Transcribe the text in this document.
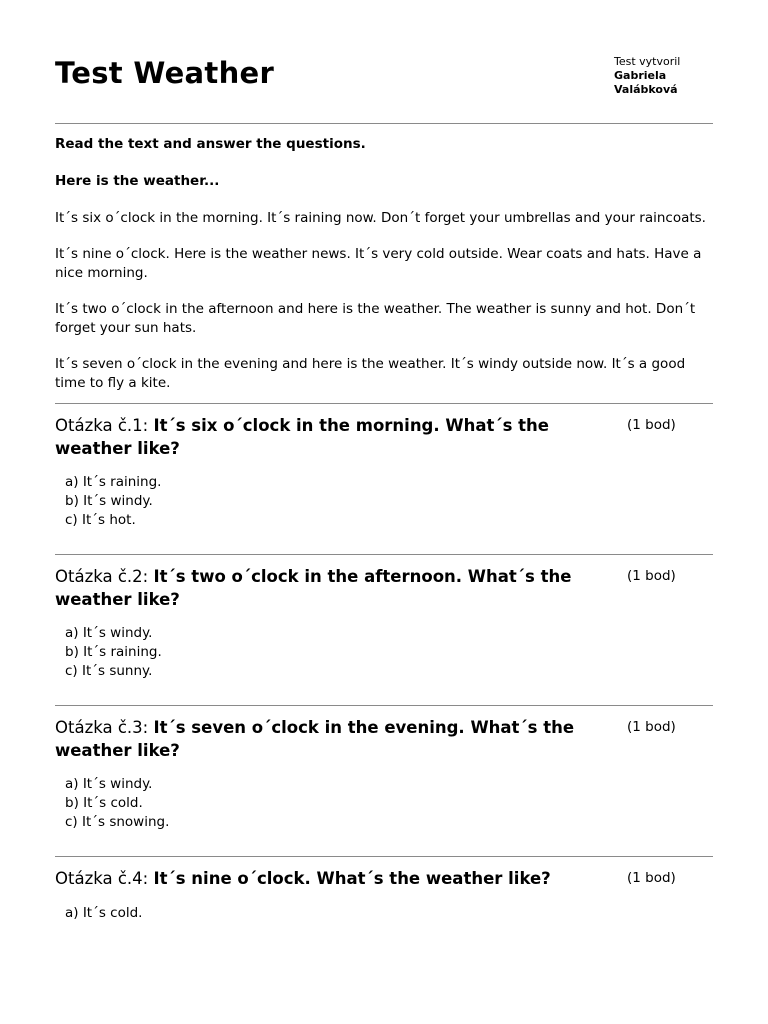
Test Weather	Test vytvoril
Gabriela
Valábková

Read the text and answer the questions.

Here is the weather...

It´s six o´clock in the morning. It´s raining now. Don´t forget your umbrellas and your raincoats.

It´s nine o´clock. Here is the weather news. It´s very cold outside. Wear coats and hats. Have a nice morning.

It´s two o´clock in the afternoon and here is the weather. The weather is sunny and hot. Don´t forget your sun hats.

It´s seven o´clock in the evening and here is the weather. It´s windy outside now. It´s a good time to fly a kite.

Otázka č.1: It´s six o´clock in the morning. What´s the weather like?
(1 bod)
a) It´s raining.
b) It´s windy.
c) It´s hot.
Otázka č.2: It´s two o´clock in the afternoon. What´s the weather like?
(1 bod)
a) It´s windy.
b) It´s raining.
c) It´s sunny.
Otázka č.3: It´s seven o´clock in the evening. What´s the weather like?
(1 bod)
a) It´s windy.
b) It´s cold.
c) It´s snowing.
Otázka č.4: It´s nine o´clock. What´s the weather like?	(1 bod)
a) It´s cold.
■ ■ ■ ■
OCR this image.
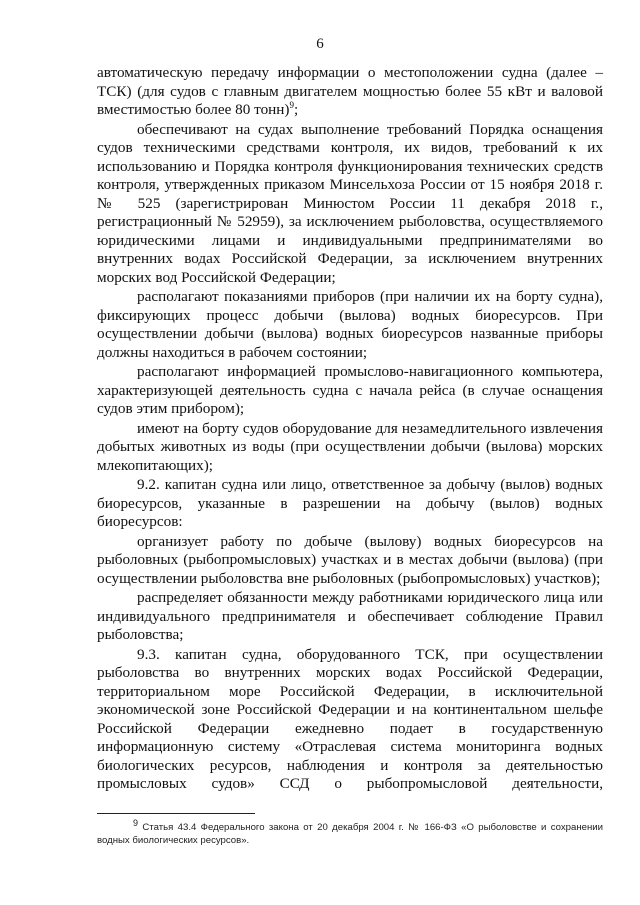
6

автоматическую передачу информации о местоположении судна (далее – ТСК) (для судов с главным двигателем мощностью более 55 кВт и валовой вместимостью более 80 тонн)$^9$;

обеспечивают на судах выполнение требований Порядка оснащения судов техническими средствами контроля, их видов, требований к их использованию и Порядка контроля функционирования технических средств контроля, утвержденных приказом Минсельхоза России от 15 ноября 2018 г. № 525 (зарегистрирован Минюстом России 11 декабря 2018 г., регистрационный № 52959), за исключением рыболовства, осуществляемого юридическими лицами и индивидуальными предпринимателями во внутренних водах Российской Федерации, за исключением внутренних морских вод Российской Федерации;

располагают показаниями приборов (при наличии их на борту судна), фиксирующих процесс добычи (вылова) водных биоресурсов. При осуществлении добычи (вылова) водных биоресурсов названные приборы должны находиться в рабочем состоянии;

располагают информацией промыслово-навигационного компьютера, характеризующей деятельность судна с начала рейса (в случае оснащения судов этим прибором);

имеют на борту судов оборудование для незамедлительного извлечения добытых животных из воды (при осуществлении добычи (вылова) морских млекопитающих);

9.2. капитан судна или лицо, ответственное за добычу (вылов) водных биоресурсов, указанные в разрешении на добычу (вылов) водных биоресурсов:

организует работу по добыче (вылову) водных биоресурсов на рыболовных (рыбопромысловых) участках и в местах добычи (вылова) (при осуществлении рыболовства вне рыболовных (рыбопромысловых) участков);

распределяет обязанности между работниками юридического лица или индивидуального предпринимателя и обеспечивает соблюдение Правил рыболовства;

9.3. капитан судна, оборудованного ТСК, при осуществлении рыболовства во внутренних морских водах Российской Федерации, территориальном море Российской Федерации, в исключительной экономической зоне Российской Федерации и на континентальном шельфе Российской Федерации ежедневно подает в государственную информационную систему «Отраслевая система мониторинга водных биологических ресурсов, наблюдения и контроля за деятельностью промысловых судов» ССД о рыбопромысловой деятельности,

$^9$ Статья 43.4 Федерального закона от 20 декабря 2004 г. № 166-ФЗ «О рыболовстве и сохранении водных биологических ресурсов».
■ ■ ■ ■
Scan the material above and determine how many lines include the word "декабря"; report only the number.

2